Pick out the lines in the listing below that contain the word "this" and copy them.

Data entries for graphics
.....
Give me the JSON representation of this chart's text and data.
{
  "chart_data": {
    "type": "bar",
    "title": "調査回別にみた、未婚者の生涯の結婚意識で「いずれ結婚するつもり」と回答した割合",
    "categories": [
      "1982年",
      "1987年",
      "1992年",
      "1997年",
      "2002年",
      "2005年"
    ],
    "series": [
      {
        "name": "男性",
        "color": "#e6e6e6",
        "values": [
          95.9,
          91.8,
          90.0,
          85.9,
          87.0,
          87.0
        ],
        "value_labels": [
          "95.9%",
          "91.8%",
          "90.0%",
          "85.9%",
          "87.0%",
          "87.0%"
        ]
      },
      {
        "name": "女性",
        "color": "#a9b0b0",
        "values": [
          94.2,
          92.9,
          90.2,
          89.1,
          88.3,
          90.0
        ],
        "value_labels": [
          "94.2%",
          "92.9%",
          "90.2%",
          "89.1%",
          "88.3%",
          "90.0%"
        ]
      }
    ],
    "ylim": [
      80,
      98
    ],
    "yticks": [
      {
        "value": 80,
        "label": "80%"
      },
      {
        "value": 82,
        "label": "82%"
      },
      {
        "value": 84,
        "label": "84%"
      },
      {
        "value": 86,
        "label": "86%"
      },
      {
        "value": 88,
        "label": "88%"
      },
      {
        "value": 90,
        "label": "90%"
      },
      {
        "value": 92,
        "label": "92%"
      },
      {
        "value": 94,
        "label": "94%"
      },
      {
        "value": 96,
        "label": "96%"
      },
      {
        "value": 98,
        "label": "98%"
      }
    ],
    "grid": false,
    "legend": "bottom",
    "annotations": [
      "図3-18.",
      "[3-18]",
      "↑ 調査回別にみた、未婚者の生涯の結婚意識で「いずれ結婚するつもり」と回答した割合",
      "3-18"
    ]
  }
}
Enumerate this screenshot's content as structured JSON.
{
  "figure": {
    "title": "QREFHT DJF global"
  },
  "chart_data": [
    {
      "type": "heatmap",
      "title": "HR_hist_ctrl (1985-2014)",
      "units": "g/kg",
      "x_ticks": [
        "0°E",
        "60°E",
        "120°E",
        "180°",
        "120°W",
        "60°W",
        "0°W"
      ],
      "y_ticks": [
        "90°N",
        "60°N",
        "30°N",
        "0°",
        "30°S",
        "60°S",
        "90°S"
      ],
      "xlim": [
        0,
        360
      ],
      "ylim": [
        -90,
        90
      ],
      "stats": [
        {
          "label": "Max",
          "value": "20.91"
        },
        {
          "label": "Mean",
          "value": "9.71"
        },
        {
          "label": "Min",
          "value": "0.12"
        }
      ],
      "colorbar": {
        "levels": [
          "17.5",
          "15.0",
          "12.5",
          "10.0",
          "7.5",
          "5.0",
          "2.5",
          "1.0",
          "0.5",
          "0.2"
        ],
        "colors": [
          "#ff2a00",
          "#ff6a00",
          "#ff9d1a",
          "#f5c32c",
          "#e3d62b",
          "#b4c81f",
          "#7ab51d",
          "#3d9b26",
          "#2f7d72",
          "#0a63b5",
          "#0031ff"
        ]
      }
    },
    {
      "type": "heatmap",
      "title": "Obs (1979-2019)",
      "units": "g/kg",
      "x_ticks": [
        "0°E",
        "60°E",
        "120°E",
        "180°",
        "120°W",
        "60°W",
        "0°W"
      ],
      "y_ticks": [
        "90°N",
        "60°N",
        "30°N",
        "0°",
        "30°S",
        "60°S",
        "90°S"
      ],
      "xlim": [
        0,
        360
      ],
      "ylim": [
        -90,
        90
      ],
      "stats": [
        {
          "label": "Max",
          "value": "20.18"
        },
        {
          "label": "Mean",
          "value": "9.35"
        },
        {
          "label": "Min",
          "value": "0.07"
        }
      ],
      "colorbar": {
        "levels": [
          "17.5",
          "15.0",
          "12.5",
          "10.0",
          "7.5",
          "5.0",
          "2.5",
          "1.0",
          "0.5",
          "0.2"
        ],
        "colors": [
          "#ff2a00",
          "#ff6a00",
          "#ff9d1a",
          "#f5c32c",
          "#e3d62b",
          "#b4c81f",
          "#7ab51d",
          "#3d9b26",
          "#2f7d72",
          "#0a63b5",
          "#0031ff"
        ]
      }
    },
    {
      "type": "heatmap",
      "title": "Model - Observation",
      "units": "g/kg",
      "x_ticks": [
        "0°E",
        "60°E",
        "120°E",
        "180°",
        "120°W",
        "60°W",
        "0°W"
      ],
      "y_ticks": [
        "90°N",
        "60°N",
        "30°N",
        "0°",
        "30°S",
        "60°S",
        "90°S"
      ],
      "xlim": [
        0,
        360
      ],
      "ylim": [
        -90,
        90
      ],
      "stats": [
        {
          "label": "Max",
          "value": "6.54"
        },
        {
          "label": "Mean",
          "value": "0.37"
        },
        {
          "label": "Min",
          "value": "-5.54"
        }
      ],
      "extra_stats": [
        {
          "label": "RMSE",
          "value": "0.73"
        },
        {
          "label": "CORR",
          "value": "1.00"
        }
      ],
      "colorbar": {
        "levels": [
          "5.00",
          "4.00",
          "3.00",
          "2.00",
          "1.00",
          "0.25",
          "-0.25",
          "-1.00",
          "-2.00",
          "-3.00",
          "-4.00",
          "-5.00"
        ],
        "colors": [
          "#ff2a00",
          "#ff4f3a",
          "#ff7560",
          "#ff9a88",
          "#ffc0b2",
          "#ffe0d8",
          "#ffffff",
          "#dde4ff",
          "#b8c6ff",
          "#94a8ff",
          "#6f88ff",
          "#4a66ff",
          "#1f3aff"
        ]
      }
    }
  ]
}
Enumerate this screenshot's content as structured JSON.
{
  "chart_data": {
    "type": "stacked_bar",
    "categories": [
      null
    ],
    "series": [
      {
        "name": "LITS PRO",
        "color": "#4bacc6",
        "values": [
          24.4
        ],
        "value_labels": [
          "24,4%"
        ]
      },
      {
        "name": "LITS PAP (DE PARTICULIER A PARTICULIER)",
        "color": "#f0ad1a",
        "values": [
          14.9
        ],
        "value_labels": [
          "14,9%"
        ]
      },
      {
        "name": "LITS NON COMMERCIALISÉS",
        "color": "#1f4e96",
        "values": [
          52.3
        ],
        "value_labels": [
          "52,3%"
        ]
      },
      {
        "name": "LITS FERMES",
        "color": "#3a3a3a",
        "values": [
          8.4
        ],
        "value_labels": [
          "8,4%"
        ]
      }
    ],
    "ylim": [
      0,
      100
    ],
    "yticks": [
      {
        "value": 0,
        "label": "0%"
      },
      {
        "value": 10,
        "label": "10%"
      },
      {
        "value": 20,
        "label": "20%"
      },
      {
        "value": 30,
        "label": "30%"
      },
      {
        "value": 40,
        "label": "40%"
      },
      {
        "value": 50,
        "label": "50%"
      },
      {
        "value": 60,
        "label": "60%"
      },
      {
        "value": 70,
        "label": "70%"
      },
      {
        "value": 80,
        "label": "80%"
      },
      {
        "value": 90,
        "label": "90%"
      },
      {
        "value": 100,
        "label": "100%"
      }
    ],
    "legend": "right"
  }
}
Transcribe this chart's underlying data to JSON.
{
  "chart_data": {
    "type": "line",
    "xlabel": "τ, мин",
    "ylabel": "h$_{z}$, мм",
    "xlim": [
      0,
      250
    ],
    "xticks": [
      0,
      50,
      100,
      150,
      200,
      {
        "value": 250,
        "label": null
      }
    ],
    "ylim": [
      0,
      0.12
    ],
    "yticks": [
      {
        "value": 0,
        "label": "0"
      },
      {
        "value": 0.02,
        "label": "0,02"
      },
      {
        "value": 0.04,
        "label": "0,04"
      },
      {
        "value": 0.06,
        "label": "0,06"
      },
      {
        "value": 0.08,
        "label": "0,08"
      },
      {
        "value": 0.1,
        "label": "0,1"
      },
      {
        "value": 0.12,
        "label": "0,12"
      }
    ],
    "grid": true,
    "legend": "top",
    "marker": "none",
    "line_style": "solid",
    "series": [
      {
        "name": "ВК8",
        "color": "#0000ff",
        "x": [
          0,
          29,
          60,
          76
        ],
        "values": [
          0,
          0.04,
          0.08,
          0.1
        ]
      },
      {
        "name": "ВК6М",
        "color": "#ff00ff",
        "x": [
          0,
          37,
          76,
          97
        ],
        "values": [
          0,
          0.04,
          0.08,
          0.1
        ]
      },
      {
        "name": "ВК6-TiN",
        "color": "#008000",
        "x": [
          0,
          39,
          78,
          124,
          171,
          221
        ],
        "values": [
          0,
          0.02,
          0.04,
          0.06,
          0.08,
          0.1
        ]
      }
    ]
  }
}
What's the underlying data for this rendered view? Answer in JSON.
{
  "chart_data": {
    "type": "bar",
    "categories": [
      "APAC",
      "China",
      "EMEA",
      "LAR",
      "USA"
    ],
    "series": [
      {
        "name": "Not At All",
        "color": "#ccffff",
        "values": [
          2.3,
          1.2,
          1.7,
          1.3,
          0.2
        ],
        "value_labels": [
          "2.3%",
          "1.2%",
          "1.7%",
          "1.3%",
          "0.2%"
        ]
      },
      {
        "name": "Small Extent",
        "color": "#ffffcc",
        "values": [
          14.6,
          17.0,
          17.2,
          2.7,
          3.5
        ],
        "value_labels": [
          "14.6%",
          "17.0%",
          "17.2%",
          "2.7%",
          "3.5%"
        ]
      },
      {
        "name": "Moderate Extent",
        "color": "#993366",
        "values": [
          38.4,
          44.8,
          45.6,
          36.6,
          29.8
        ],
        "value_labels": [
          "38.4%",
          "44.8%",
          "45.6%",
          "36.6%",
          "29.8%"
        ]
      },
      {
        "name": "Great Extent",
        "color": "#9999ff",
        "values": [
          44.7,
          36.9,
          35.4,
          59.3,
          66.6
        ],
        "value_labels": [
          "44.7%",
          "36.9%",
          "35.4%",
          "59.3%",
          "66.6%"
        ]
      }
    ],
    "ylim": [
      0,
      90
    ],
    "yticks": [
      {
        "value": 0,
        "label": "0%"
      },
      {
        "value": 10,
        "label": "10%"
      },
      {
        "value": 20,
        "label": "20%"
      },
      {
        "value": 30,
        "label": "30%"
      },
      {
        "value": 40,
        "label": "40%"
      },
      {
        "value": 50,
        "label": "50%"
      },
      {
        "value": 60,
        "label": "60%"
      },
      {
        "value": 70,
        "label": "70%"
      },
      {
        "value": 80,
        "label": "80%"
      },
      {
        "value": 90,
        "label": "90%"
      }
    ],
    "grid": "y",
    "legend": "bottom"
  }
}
.....
Task response
Give me the JSON representation of this chart's text and data.
Enumerate this screenshot's content as structured JSON.
Enumerate this screenshot's content as structured JSON.
Transcribe this chart's underlying data to JSON.
What's the underlying data for this rendered view? Answer in JSON.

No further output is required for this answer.